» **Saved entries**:
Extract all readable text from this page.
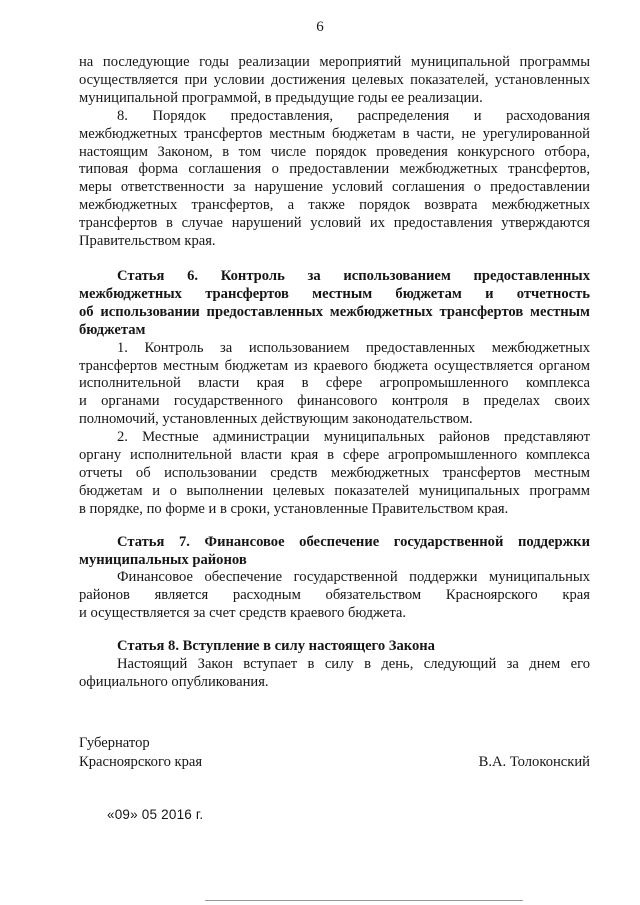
6
на последующие годы реализации мероприятий муниципальной программы
осуществляется при условии достижения целевых показателей, установленных
муниципальной программой, в предыдущие годы ее реализации.
8. Порядок предоставления, распределения и расходования
межбюджетных трансфертов местным бюджетам в части, не урегулированной
настоящим Законом, в том числе порядок проведения конкурсного отбора,
типовая форма соглашения о предоставлении межбюджетных трансфертов,
меры ответственности за нарушение условий соглашения о предоставлении
межбюджетных трансфертов, а также порядок возврата межбюджетных
трансфертов в случае нарушений условий их предоставления утверждаются
Правительством края.
Статья 6. Контроль за использованием предоставленных
межбюджетных трансфертов местным бюджетам и отчетность
об использовании предоставленных межбюджетных трансфертов местным
бюджетам
1. Контроль за использованием предоставленных межбюджетных
трансфертов местным бюджетам из краевого бюджета осуществляется органом
исполнительной власти края в сфере агропромышленного комплекса
и органами государственного финансового контроля в пределах своих
полномочий, установленных действующим законодательством.
2. Местные администрации муниципальных районов представляют
органу исполнительной власти края в сфере агропромышленного комплекса
отчеты об использовании средств межбюджетных трансфертов местным
бюджетам и о выполнении целевых показателей муниципальных программ
в порядке, по форме и в сроки, установленные Правительством края.
Статья 7. Финансовое обеспечение государственной поддержки
муниципальных районов
Финансовое обеспечение государственной поддержки муниципальных
районов является расходным обязательством Красноярского края
и осуществляется за счет средств краевого бюджета.
Статья 8. Вступление в силу настоящего Закона
Настоящий Закон вступает в силу в день, следующий за днем его
официального опубликования.
Губернатор
Красноярского края	В.А. Толоконский
«09» 05 2016 г.
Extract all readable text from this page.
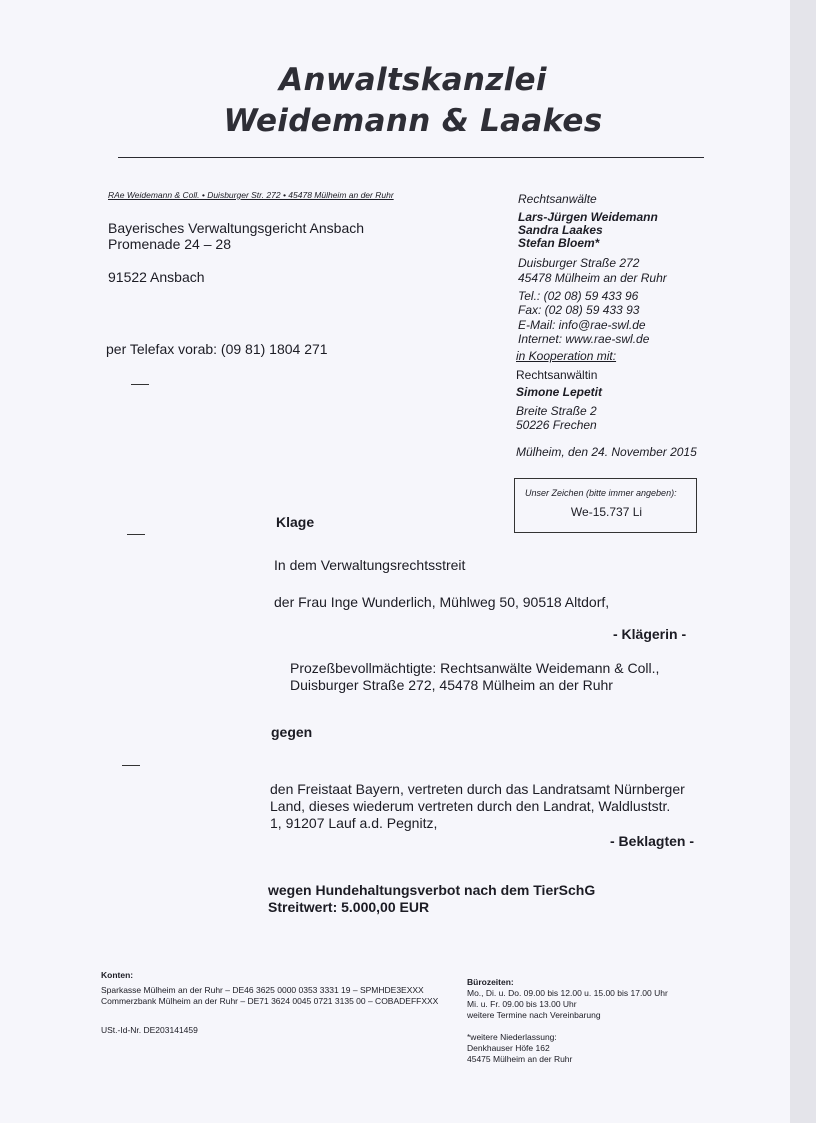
Anwaltskanzlei
Weidemann & Laakes
RAe Weidemann & Coll. • Duisburger Str. 272 • 45478 Mülheim an der Ruhr
Bayerisches Verwaltungsgericht Ansbach
Promenade 24 – 28
91522 Ansbach
per Telefax vorab: (09 81) 1804 271
Rechtsanwälte
Lars-Jürgen Weidemann
Sandra Laakes
Stefan Bloem*
Duisburger Straße 272
45478 Mülheim an der Ruhr
Tel.: (02 08) 59 433 96
Fax: (02 08) 59 433 93
E-Mail: info@rae-swl.de
Internet: www.rae-swl.de
in Kooperation mit:
Rechtsanwältin
Simone Lepetit
Breite Straße 2
50226 Frechen
Mülheim, den 24. November 2015
Unser Zeichen (bitte immer angeben):
We-15.737 Li
Klage
In dem Verwaltungsrechtsstreit
der Frau Inge Wunderlich, Mühlweg 50, 90518 Altdorf,
- Klägerin -
Prozeßbevollmächtigte: Rechtsanwälte Weidemann & Coll.,
Duisburger Straße 272, 45478 Mülheim an der Ruhr
gegen
den Freistaat Bayern, vertreten durch das Landratsamt Nürnberger
Land, dieses wiederum vertreten durch den Landrat, Waldluststr.
1, 91207 Lauf a.d. Pegnitz,
- Beklagten -
wegen Hundehaltungsverbot nach dem TierSchG
Streitwert: 5.000,00 EUR
Konten:
Sparkasse Mülheim an der Ruhr – DE46 3625 0000 0353 3331 19 – SPMHDE3EXXX
Commerzbank Mülheim an der Ruhr – DE71 3624 0045 0721 3135 00 – COBADEFFXXX
USt.-Id-Nr. DE203141459
Bürozeiten:
Mo., Di. u. Do. 09.00 bis 12.00 u. 15.00 bis 17.00 Uhr
Mi. u. Fr. 09.00 bis 13.00 Uhr
weitere Termine nach Vereinbarung
*weitere Niederlassung:
Denkhauser Höfe 162
45475 Mülheim an der Ruhr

» **Goal of the exercise**: Copy out all lines from the material above that contain the string "условий".

» **Response for this exercise**:
меры ответственности за нарушение условий соглашения о предоставлении
трансфертов в случае нарушений условий их предоставления утверждаются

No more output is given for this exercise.